What the task requires ▸ Below are records; count the lines that contain "subtitle" and state only that count.

** Opening Given records block **

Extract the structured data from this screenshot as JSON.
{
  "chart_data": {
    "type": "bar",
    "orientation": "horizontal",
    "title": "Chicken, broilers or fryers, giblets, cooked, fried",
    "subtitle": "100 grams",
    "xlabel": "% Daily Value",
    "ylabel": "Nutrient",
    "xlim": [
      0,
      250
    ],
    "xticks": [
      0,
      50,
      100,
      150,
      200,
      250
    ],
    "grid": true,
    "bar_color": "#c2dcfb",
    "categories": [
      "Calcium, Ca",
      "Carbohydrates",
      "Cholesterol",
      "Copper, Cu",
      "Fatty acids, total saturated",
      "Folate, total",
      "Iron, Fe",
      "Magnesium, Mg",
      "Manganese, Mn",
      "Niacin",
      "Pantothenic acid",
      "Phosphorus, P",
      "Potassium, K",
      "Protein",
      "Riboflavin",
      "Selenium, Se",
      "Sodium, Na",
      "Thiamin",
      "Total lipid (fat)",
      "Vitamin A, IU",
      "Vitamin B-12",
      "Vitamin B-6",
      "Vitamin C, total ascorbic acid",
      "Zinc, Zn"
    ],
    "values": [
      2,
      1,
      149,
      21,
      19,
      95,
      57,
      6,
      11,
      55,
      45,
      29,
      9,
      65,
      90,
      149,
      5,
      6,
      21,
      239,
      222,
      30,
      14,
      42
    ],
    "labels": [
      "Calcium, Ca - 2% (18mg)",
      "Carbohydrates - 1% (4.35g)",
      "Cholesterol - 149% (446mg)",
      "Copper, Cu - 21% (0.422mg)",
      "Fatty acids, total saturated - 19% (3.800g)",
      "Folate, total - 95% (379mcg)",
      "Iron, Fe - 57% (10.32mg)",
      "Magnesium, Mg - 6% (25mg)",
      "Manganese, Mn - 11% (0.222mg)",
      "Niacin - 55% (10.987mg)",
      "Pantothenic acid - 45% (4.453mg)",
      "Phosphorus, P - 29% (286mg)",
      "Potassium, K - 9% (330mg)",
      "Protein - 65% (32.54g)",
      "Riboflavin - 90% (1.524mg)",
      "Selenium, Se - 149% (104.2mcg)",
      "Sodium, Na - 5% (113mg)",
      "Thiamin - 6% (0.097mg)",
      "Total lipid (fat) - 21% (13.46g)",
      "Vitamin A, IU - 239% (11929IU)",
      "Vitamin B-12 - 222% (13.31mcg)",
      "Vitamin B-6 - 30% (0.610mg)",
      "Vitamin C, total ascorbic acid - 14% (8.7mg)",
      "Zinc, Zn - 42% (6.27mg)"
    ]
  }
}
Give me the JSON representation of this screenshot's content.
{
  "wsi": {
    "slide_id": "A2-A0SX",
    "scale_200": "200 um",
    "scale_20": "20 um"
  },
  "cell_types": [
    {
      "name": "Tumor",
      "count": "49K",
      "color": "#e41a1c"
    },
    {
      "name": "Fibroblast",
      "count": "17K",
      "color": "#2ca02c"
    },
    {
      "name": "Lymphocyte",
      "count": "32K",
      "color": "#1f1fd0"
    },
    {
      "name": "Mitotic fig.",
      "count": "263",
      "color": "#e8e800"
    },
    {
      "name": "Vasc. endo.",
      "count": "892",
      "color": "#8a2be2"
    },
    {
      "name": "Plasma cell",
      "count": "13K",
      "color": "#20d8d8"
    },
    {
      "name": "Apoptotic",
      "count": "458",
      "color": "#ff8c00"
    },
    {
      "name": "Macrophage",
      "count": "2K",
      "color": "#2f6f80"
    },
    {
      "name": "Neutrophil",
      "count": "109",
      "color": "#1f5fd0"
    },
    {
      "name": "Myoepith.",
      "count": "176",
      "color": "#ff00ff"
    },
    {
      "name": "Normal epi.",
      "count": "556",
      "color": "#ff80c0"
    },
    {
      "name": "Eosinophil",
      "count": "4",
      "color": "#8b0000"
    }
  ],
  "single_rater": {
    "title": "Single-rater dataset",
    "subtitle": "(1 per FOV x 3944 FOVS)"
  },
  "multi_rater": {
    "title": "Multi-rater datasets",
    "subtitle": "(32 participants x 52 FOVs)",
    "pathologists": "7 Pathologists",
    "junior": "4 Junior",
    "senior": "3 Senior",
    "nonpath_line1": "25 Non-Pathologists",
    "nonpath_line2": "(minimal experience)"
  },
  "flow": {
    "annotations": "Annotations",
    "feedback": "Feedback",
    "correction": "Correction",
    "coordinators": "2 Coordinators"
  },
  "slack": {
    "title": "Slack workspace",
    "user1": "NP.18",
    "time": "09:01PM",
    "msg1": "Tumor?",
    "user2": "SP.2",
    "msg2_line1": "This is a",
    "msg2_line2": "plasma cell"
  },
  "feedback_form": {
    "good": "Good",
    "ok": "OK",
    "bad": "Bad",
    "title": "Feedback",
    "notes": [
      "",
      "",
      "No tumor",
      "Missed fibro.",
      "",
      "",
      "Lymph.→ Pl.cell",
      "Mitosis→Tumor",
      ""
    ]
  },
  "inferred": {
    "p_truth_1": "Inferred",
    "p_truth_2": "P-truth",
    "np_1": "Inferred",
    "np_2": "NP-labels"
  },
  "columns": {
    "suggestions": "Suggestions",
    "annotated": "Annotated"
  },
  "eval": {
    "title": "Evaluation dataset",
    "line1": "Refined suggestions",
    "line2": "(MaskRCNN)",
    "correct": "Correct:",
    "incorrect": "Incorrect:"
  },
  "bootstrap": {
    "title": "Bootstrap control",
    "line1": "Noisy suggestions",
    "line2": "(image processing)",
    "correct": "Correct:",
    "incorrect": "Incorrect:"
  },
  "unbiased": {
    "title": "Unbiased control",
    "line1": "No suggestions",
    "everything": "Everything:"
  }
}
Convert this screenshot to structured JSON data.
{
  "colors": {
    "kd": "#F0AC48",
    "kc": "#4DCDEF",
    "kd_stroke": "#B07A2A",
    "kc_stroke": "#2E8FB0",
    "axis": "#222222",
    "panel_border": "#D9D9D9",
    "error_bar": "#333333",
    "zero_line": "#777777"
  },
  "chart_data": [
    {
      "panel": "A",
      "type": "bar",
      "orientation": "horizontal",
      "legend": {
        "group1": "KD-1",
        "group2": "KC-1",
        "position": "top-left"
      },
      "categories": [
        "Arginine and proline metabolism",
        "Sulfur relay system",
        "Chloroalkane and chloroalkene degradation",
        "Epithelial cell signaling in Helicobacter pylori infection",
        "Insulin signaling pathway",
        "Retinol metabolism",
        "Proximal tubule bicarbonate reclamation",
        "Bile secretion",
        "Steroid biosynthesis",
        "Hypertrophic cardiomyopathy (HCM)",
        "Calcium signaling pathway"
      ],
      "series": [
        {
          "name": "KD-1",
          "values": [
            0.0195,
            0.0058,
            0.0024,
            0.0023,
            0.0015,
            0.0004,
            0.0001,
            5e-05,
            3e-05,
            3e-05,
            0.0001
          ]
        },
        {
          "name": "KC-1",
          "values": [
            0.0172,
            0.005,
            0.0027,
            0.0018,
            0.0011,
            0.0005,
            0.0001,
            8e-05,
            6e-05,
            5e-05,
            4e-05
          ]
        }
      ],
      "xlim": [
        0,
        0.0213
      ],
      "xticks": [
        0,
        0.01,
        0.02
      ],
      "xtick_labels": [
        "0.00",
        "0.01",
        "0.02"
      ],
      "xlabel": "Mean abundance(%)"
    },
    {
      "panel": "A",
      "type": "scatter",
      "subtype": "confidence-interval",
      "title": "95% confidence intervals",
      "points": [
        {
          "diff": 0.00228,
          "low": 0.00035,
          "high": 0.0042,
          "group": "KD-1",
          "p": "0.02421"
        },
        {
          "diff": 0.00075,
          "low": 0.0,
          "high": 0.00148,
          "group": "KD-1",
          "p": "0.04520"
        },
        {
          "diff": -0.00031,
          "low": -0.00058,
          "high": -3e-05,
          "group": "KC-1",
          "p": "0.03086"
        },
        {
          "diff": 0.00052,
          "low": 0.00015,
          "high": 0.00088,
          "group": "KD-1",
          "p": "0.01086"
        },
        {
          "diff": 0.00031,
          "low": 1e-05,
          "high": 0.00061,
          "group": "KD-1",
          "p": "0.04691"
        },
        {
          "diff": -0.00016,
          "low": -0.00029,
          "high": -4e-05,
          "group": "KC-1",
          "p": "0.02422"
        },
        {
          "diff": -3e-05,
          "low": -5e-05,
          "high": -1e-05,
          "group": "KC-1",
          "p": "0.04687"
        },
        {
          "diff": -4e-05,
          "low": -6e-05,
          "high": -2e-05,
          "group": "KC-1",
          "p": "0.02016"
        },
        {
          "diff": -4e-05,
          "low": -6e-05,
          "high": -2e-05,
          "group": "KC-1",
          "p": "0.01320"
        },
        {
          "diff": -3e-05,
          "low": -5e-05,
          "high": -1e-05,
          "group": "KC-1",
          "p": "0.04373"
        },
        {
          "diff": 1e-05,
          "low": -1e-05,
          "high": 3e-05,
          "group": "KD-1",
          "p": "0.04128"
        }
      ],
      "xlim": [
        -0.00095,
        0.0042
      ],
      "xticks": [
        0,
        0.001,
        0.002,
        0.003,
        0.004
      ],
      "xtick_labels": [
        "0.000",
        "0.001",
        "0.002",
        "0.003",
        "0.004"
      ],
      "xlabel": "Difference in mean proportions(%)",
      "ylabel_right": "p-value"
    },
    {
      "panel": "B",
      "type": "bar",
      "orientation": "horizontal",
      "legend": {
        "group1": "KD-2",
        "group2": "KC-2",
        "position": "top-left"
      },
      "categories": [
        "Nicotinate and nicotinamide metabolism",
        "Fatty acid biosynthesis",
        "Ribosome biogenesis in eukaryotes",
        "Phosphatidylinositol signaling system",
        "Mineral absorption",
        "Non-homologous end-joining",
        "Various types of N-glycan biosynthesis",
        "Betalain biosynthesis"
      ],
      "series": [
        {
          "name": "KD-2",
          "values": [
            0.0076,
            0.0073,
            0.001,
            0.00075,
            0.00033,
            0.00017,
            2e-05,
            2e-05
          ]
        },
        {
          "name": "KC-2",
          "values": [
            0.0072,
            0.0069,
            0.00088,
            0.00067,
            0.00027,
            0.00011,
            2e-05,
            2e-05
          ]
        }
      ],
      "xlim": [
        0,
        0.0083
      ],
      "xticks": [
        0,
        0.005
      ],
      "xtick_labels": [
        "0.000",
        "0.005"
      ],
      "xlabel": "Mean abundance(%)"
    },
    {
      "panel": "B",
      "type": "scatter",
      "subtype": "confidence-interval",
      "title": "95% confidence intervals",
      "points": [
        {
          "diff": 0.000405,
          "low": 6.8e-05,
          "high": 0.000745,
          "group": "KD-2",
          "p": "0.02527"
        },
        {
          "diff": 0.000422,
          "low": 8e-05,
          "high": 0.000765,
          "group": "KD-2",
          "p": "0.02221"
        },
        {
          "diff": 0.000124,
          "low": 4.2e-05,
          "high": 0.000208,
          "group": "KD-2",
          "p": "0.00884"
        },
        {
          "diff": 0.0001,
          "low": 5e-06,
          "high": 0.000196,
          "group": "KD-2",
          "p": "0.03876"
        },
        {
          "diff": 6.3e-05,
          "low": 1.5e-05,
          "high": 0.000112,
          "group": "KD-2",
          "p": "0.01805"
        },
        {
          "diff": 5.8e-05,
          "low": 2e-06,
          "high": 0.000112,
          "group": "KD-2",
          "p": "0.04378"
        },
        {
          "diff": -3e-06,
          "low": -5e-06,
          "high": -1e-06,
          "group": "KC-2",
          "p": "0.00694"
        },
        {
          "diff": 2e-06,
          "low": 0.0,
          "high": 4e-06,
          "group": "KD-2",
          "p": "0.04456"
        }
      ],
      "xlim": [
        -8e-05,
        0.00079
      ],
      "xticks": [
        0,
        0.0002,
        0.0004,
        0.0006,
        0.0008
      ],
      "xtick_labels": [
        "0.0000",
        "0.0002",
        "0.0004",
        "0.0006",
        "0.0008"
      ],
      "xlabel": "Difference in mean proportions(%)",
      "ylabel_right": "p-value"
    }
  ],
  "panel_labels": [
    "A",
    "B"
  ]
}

** Closing Given records block **

Response for this exercise ▸ 3